DIRECTION —
From the listing below, extract every line containing "this".

>> BEGIN

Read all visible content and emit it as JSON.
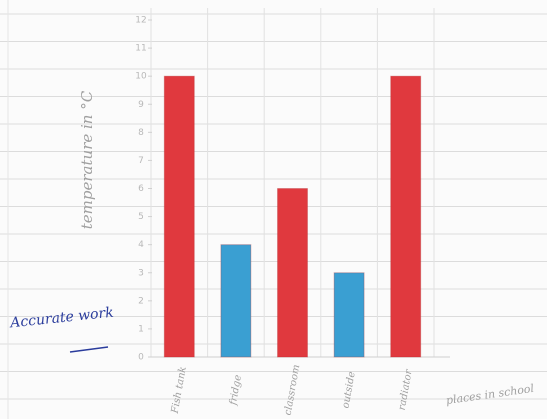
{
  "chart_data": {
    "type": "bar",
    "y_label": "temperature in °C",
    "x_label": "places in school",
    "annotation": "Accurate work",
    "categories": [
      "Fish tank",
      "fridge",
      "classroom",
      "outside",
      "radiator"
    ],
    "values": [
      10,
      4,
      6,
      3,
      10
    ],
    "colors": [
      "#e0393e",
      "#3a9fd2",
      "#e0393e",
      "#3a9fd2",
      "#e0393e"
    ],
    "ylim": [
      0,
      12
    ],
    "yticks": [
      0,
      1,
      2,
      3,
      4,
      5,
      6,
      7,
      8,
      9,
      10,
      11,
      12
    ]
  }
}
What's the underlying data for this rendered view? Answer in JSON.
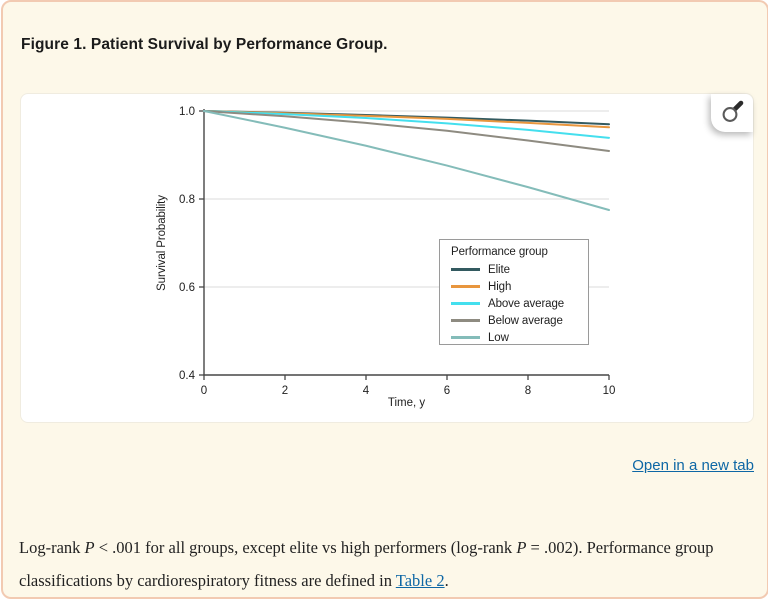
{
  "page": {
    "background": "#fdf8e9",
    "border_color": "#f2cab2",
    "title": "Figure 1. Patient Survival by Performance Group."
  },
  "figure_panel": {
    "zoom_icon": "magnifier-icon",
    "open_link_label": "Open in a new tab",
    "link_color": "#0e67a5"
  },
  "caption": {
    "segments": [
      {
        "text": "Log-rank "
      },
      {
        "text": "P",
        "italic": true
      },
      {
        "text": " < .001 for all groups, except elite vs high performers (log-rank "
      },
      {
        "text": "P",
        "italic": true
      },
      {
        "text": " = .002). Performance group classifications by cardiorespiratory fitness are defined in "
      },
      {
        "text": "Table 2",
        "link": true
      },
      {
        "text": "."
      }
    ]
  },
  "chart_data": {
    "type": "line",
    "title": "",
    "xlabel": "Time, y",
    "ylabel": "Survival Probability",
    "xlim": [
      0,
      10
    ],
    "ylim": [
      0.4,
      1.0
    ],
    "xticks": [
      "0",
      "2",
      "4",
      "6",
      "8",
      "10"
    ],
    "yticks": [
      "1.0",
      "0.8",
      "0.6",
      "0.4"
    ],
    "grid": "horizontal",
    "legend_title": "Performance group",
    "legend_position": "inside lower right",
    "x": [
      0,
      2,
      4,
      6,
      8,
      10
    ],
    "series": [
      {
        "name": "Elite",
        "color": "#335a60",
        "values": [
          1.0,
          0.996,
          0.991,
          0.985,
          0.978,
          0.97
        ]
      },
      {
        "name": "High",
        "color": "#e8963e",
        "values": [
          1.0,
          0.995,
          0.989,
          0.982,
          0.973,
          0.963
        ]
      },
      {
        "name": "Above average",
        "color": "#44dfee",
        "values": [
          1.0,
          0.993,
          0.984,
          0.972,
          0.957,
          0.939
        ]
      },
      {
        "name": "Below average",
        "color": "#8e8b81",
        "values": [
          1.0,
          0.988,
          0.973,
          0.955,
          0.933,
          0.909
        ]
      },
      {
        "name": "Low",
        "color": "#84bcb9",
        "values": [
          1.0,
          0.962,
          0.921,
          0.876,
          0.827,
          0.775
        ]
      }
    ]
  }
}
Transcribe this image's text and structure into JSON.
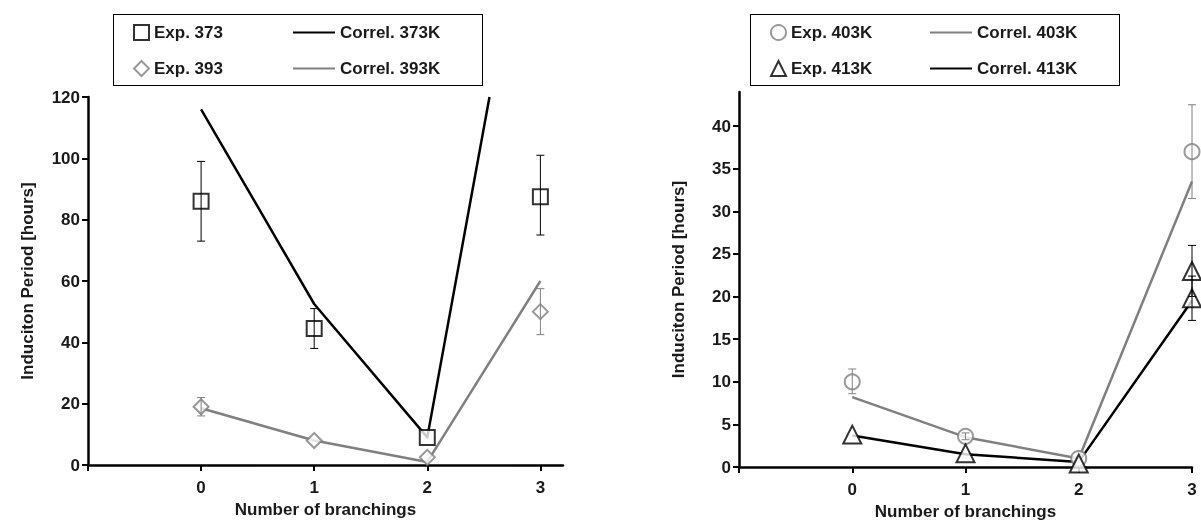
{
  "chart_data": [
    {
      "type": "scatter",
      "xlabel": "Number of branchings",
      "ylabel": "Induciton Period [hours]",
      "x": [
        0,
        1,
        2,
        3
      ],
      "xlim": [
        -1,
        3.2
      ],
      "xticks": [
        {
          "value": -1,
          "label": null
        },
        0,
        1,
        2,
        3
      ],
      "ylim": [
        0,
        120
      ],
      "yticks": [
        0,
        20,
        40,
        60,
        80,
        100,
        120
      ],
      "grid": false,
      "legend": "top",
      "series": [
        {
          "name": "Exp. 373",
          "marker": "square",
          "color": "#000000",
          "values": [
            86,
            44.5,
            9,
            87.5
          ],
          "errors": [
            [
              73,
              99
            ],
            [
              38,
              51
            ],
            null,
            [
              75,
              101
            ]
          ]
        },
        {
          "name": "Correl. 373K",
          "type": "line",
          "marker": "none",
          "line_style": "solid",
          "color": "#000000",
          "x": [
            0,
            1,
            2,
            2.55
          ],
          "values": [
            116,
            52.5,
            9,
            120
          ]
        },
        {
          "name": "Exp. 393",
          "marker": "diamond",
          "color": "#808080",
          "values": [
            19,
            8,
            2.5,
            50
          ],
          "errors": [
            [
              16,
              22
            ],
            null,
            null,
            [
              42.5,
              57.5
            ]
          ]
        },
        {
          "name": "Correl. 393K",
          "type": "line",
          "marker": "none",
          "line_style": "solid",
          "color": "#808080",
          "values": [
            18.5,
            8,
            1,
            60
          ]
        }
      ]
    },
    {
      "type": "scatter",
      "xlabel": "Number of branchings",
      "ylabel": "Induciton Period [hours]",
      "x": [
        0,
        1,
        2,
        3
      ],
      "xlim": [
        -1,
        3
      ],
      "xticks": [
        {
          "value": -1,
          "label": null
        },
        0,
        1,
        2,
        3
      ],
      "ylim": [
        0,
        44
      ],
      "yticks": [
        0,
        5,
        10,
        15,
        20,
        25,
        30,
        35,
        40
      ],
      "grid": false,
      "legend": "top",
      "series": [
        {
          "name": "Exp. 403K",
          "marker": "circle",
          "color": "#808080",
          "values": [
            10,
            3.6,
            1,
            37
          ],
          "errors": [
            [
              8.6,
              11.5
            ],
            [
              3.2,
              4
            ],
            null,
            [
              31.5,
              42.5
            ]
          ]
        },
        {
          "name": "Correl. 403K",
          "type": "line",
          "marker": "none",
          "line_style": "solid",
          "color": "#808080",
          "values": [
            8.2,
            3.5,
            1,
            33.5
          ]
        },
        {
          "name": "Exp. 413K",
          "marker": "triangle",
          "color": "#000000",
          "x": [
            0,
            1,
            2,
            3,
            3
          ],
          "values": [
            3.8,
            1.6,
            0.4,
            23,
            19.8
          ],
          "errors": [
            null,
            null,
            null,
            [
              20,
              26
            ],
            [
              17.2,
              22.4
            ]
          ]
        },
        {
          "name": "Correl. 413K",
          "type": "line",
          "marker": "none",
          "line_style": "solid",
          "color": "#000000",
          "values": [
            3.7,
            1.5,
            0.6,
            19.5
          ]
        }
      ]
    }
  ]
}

>> END
>> BEGIN

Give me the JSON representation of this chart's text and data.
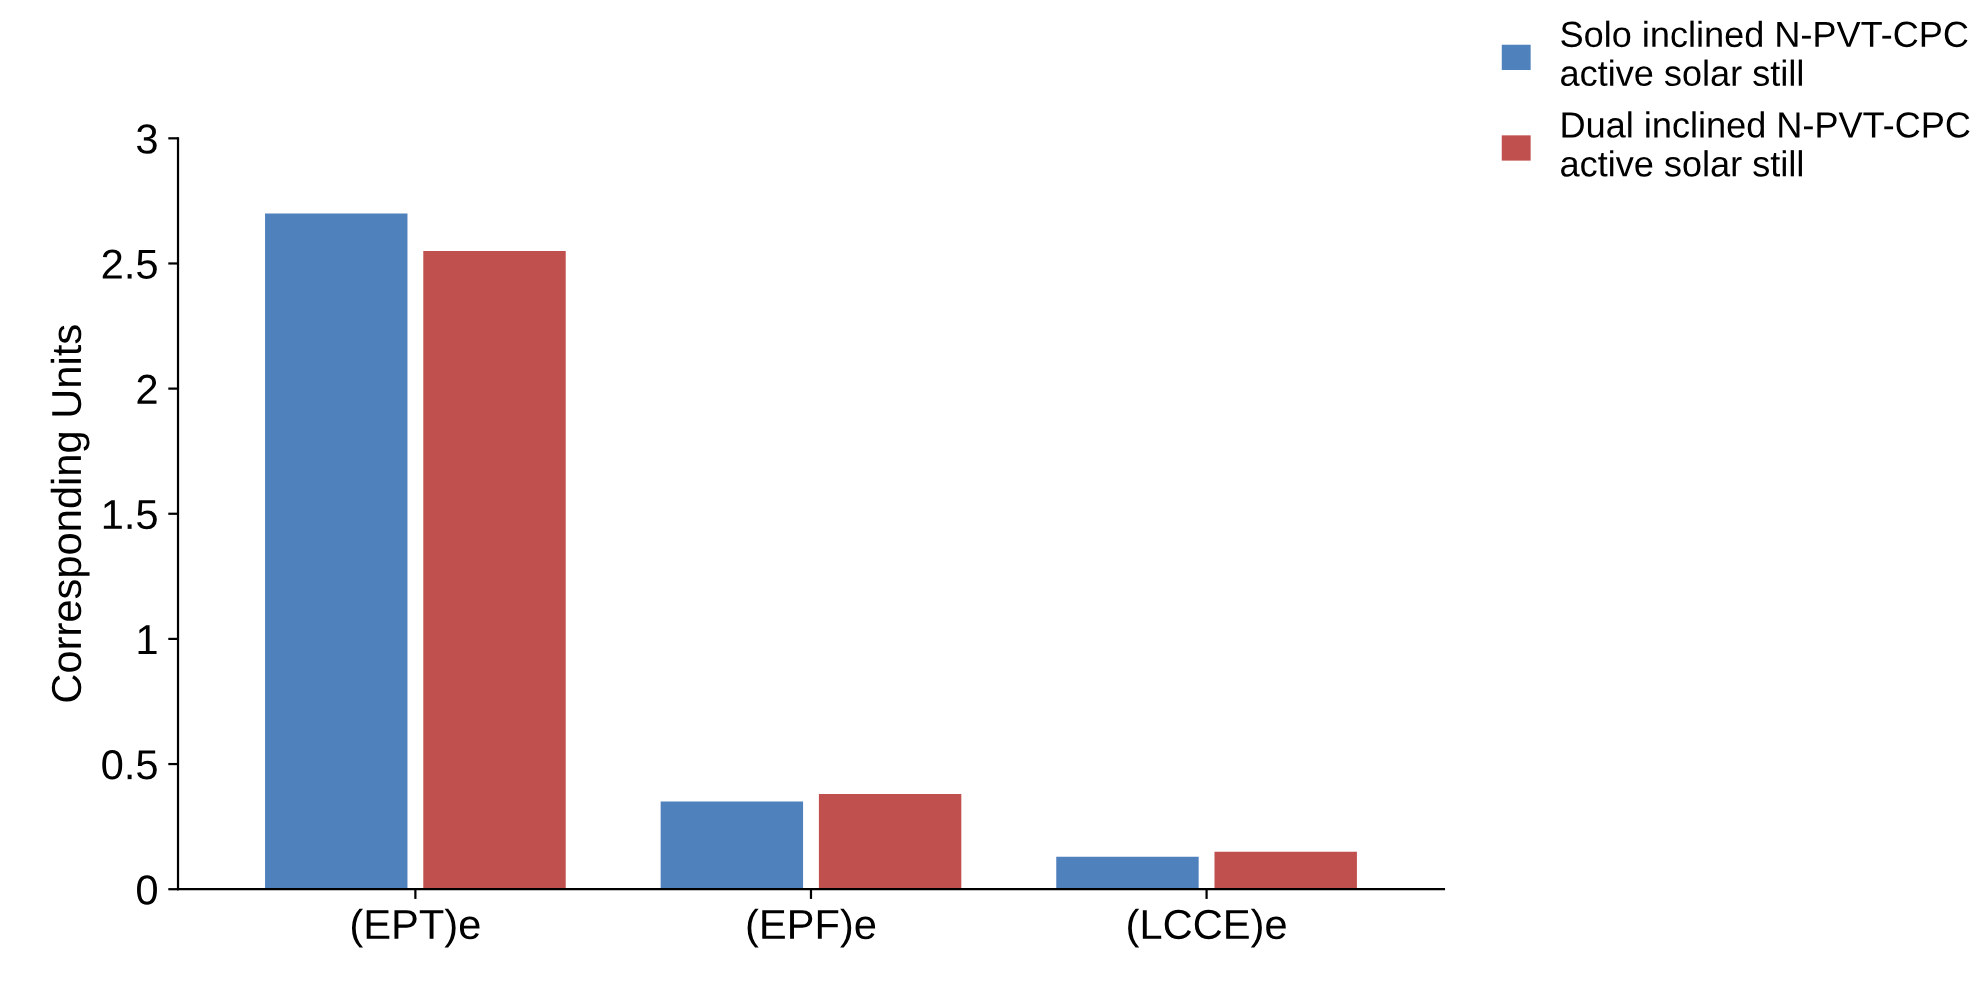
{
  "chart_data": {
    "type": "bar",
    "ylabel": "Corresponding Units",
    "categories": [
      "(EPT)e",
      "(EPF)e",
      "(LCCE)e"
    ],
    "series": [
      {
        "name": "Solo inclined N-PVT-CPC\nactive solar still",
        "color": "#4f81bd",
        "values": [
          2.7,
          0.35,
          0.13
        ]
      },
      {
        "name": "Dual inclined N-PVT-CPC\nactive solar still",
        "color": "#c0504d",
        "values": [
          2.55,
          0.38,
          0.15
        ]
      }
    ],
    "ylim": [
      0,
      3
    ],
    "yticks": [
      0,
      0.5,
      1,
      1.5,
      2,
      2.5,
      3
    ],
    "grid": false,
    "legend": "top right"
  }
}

>> END
>> BEGIN

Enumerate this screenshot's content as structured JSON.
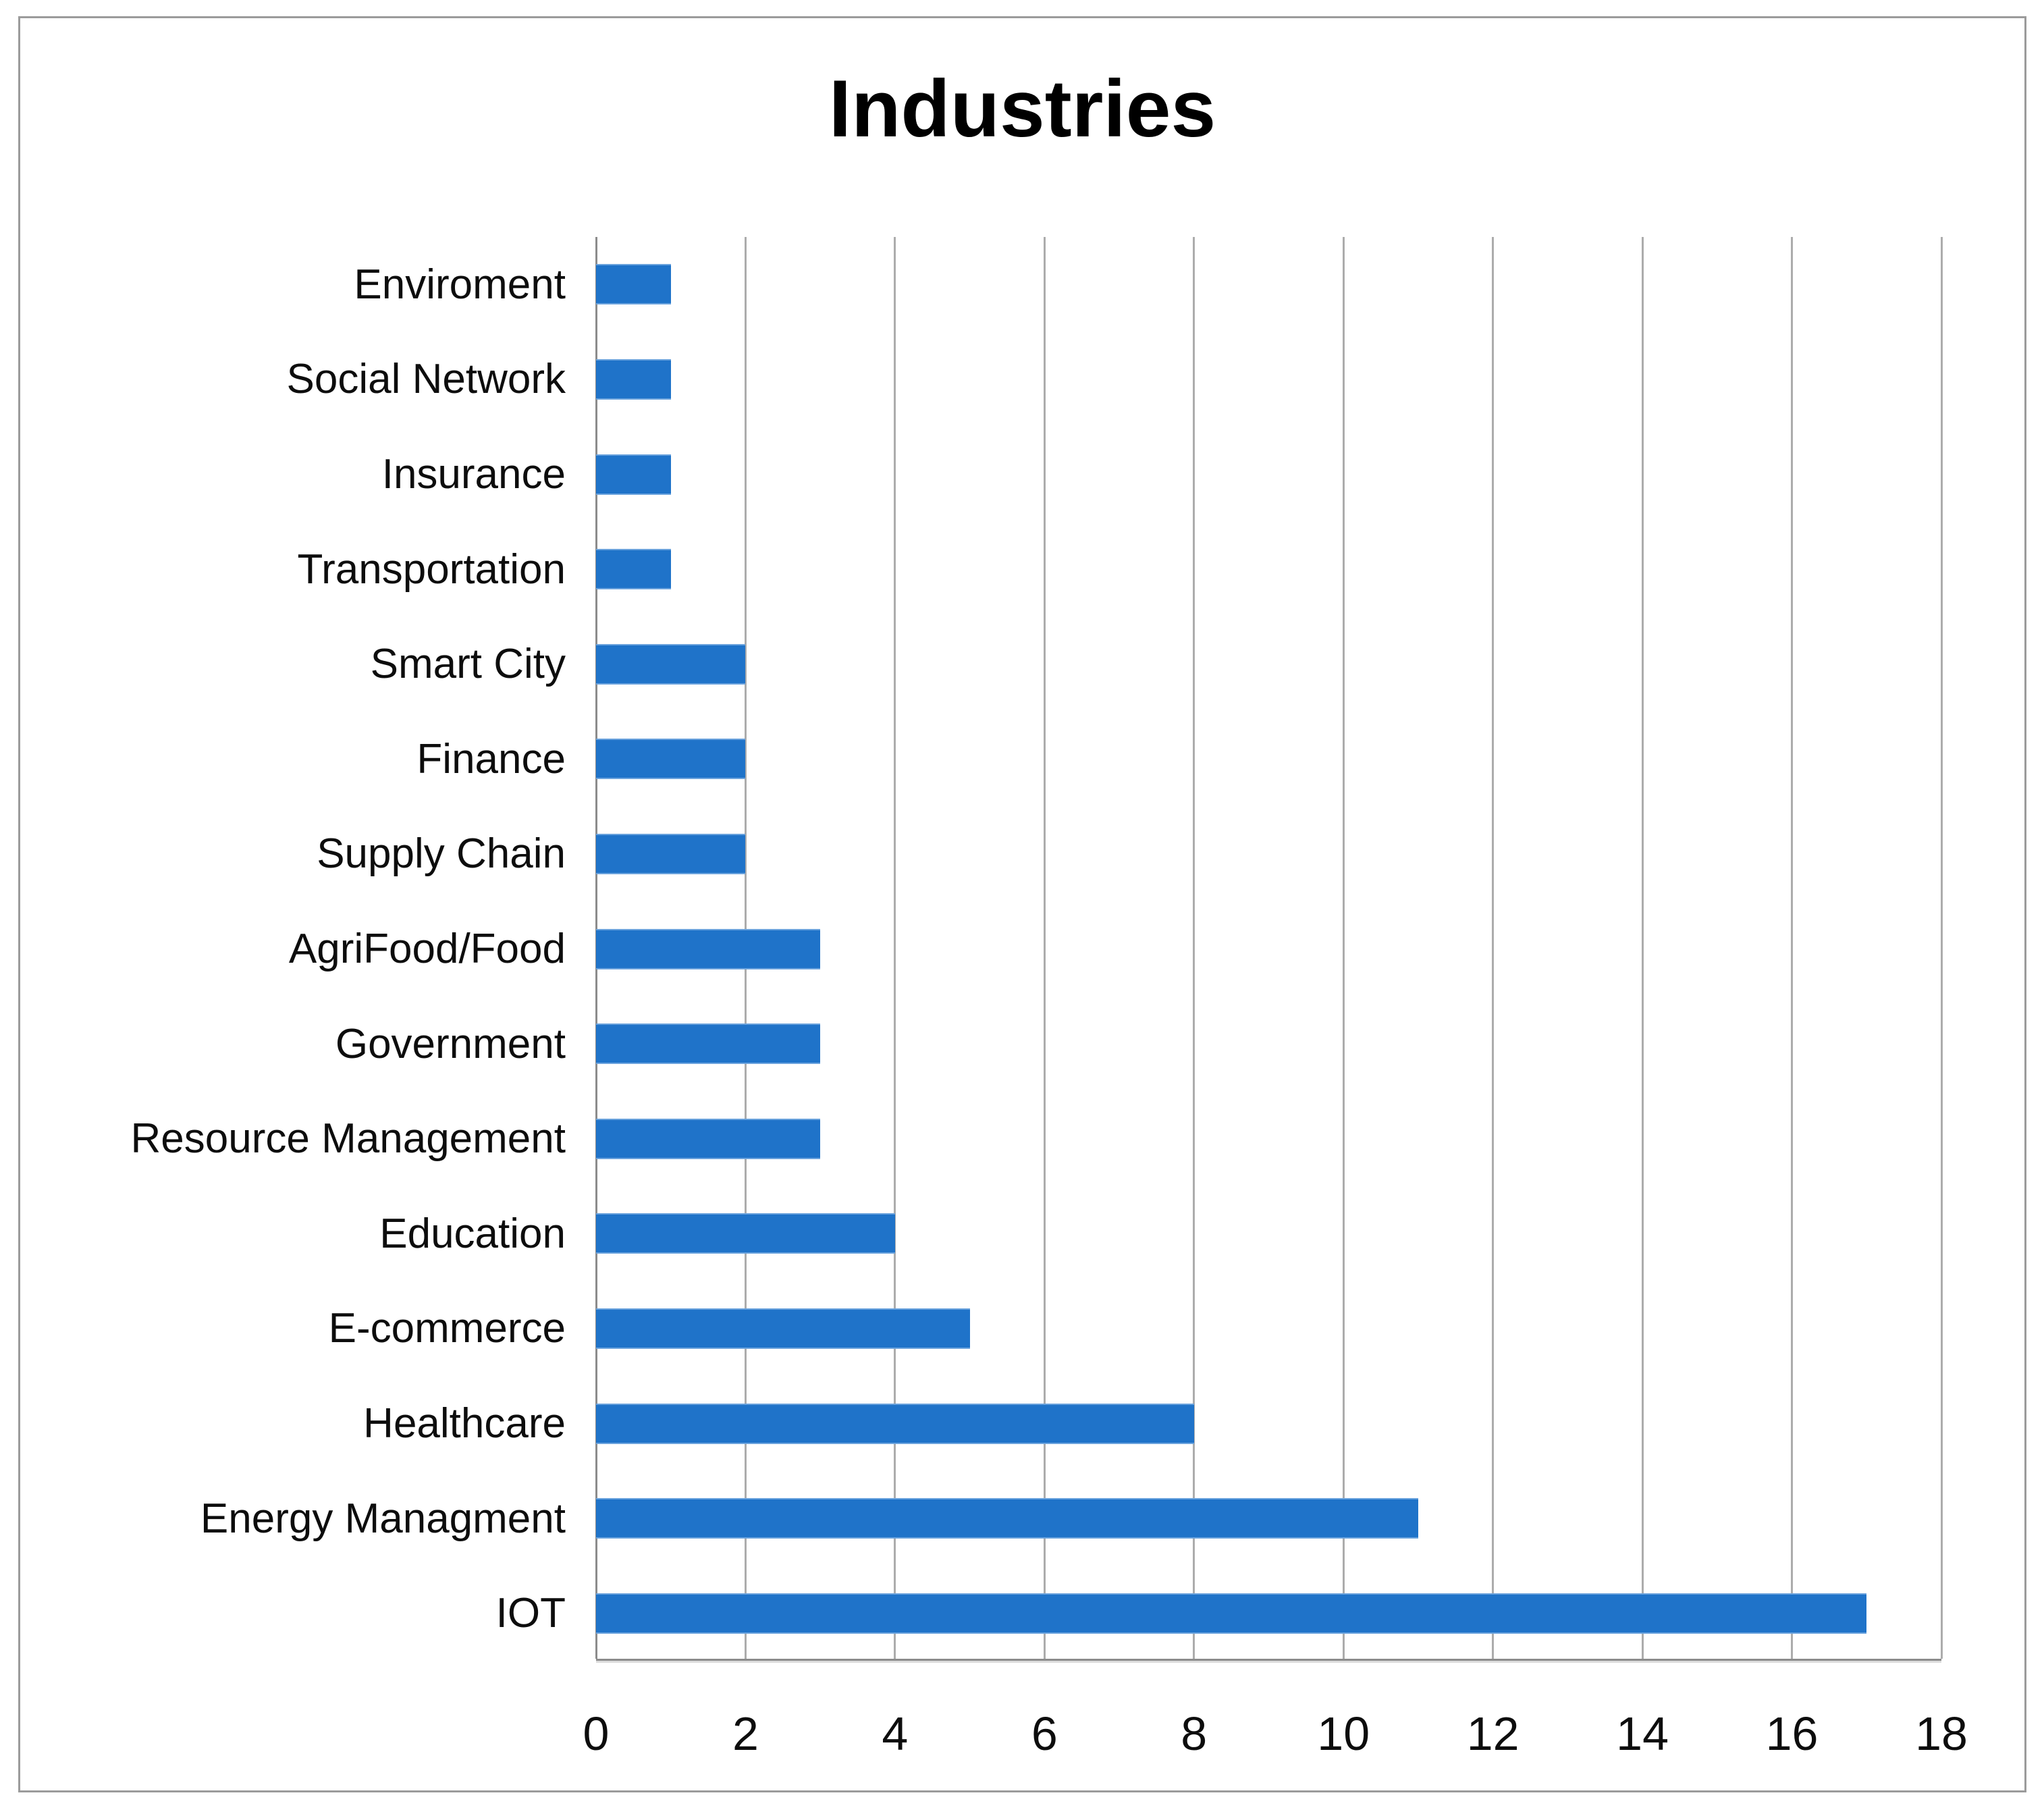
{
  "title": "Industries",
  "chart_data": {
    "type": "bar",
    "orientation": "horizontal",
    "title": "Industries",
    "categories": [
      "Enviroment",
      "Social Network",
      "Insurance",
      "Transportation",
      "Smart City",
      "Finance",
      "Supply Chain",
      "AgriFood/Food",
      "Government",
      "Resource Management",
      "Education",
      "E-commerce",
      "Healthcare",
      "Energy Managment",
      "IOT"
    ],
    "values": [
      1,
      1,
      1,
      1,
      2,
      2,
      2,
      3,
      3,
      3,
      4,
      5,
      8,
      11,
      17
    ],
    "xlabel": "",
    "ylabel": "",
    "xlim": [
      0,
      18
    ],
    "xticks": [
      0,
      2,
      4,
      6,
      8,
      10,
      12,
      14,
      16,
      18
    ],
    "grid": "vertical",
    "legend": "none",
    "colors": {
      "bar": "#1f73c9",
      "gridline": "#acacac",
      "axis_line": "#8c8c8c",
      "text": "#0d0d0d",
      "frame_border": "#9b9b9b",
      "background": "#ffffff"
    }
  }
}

>> END

EXERCISE RESULT —
What's the underlying data for this rendered view? Answer in JSON.
Transcribe this image's text and structure into JSON.
Give me the JSON representation of this chart's text and data.
Enumerate this screenshot's content as structured JSON.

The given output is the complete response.